** START OF Input records **

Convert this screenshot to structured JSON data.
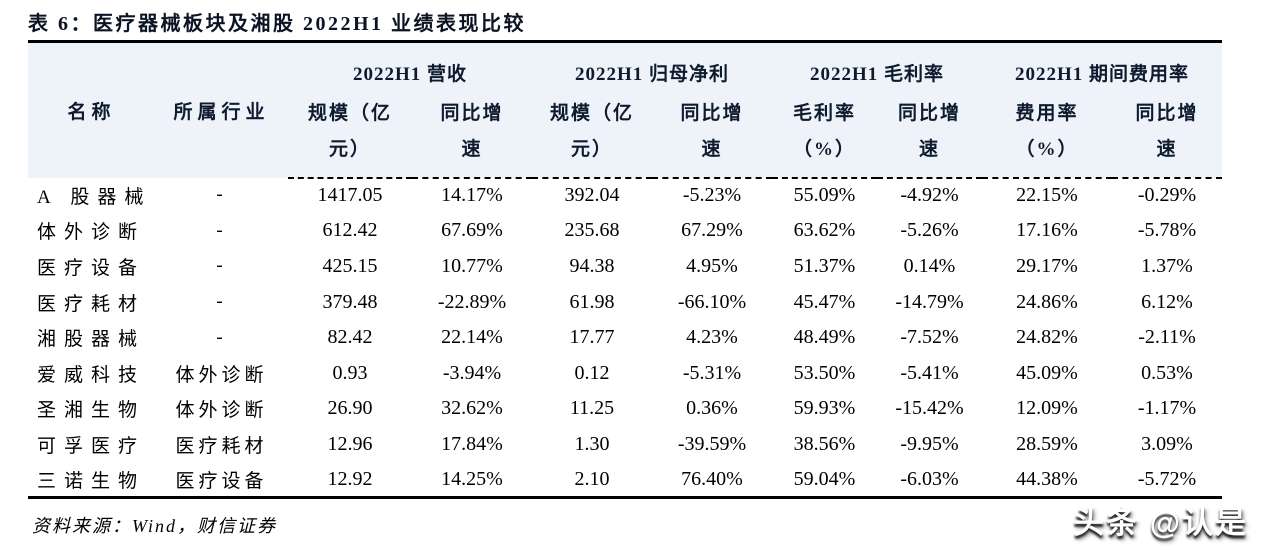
{
  "title": "表 6：医疗器械板块及湘股 2022H1 业绩表现比较",
  "footer": {
    "source": "资料来源：Wind，财信证券"
  },
  "watermark": {
    "text": "头条 @认是"
  },
  "colors": {
    "header_bg": "#edf3f9",
    "heading_text": "#0e1a2e",
    "border": "#000000",
    "watermark_text": "#ffffff"
  },
  "table": {
    "row_headers": [
      {
        "label": "名称"
      },
      {
        "label": "所属行业"
      }
    ],
    "groups": [
      {
        "label": "2022H1 营收",
        "subs": [
          [
            "规模（亿",
            "元）"
          ],
          [
            "同比增",
            "速"
          ]
        ]
      },
      {
        "label": "2022H1 归母净利",
        "subs": [
          [
            "规模（亿",
            "元）"
          ],
          [
            "同比增",
            "速"
          ]
        ]
      },
      {
        "label": "2022H1 毛利率",
        "subs": [
          [
            "毛利率",
            "（%）"
          ],
          [
            "同比增",
            "速"
          ]
        ]
      },
      {
        "label": "2022H1 期间费用率",
        "subs": [
          [
            "费用率",
            "（%）"
          ],
          [
            "同比增",
            "速"
          ]
        ]
      }
    ],
    "rows": [
      {
        "name": "A 股器械",
        "industry": "-",
        "values": [
          "1417.05",
          "14.17%",
          "392.04",
          "-5.23%",
          "55.09%",
          "-4.92%",
          "22.15%",
          "-0.29%"
        ]
      },
      {
        "name": "体外诊断",
        "industry": "-",
        "values": [
          "612.42",
          "67.69%",
          "235.68",
          "67.29%",
          "63.62%",
          "-5.26%",
          "17.16%",
          "-5.78%"
        ]
      },
      {
        "name": "医疗设备",
        "industry": "-",
        "values": [
          "425.15",
          "10.77%",
          "94.38",
          "4.95%",
          "51.37%",
          "0.14%",
          "29.17%",
          "1.37%"
        ]
      },
      {
        "name": "医疗耗材",
        "industry": "-",
        "values": [
          "379.48",
          "-22.89%",
          "61.98",
          "-66.10%",
          "45.47%",
          "-14.79%",
          "24.86%",
          "6.12%"
        ]
      },
      {
        "name": "湘股器械",
        "industry": "-",
        "values": [
          "82.42",
          "22.14%",
          "17.77",
          "4.23%",
          "48.49%",
          "-7.52%",
          "24.82%",
          "-2.11%"
        ]
      },
      {
        "name": "爱威科技",
        "industry": "体外诊断",
        "values": [
          "0.93",
          "-3.94%",
          "0.12",
          "-5.31%",
          "53.50%",
          "-5.41%",
          "45.09%",
          "0.53%"
        ]
      },
      {
        "name": "圣湘生物",
        "industry": "体外诊断",
        "values": [
          "26.90",
          "32.62%",
          "11.25",
          "0.36%",
          "59.93%",
          "-15.42%",
          "12.09%",
          "-1.17%"
        ]
      },
      {
        "name": "可孚医疗",
        "industry": "医疗耗材",
        "values": [
          "12.96",
          "17.84%",
          "1.30",
          "-39.59%",
          "38.56%",
          "-9.95%",
          "28.59%",
          "3.09%"
        ]
      },
      {
        "name": "三诺生物",
        "industry": "医疗设备",
        "values": [
          "12.92",
          "14.25%",
          "2.10",
          "76.40%",
          "59.04%",
          "-6.03%",
          "44.38%",
          "-5.72%"
        ]
      }
    ]
  }
}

** END OF Input records **

*Aim of the exercise*
Print out the whole of the material word for word, without pictures.

*Problem solution*
Convert this screenshot to structured JSON data.
{
  "title": "表 6：医疗器械板块及湘股 2022H1 业绩表现比较",
  "footer": {
    "source": "资料来源：Wind，财信证券"
  },
  "watermark": {
    "text": "头条 @认是"
  },
  "colors": {
    "header_bg": "#edf3f9",
    "heading_text": "#0e1a2e",
    "border": "#000000",
    "watermark_text": "#ffffff"
  },
  "table": {
    "row_headers": [
      {
        "label": "名称"
      },
      {
        "label": "所属行业"
      }
    ],
    "groups": [
      {
        "label": "2022H1 营收",
        "subs": [
          [
            "规模（亿",
            "元）"
          ],
          [
            "同比增",
            "速"
          ]
        ]
      },
      {
        "label": "2022H1 归母净利",
        "subs": [
          [
            "规模（亿",
            "元）"
          ],
          [
            "同比增",
            "速"
          ]
        ]
      },
      {
        "label": "2022H1 毛利率",
        "subs": [
          [
            "毛利率",
            "（%）"
          ],
          [
            "同比增",
            "速"
          ]
        ]
      },
      {
        "label": "2022H1 期间费用率",
        "subs": [
          [
            "费用率",
            "（%）"
          ],
          [
            "同比增",
            "速"
          ]
        ]
      }
    ],
    "rows": [
      {
        "name": "A 股器械",
        "industry": "-",
        "values": [
          "1417.05",
          "14.17%",
          "392.04",
          "-5.23%",
          "55.09%",
          "-4.92%",
          "22.15%",
          "-0.29%"
        ]
      },
      {
        "name": "体外诊断",
        "industry": "-",
        "values": [
          "612.42",
          "67.69%",
          "235.68",
          "67.29%",
          "63.62%",
          "-5.26%",
          "17.16%",
          "-5.78%"
        ]
      },
      {
        "name": "医疗设备",
        "industry": "-",
        "values": [
          "425.15",
          "10.77%",
          "94.38",
          "4.95%",
          "51.37%",
          "0.14%",
          "29.17%",
          "1.37%"
        ]
      },
      {
        "name": "医疗耗材",
        "industry": "-",
        "values": [
          "379.48",
          "-22.89%",
          "61.98",
          "-66.10%",
          "45.47%",
          "-14.79%",
          "24.86%",
          "6.12%"
        ]
      },
      {
        "name": "湘股器械",
        "industry": "-",
        "values": [
          "82.42",
          "22.14%",
          "17.77",
          "4.23%",
          "48.49%",
          "-7.52%",
          "24.82%",
          "-2.11%"
        ]
      },
      {
        "name": "爱威科技",
        "industry": "体外诊断",
        "values": [
          "0.93",
          "-3.94%",
          "0.12",
          "-5.31%",
          "53.50%",
          "-5.41%",
          "45.09%",
          "0.53%"
        ]
      },
      {
        "name": "圣湘生物",
        "industry": "体外诊断",
        "values": [
          "26.90",
          "32.62%",
          "11.25",
          "0.36%",
          "59.93%",
          "-15.42%",
          "12.09%",
          "-1.17%"
        ]
      },
      {
        "name": "可孚医疗",
        "industry": "医疗耗材",
        "values": [
          "12.96",
          "17.84%",
          "1.30",
          "-39.59%",
          "38.56%",
          "-9.95%",
          "28.59%",
          "3.09%"
        ]
      },
      {
        "name": "三诺生物",
        "industry": "医疗设备",
        "values": [
          "12.92",
          "14.25%",
          "2.10",
          "76.40%",
          "59.04%",
          "-6.03%",
          "44.38%",
          "-5.72%"
        ]
      }
    ]
  }
}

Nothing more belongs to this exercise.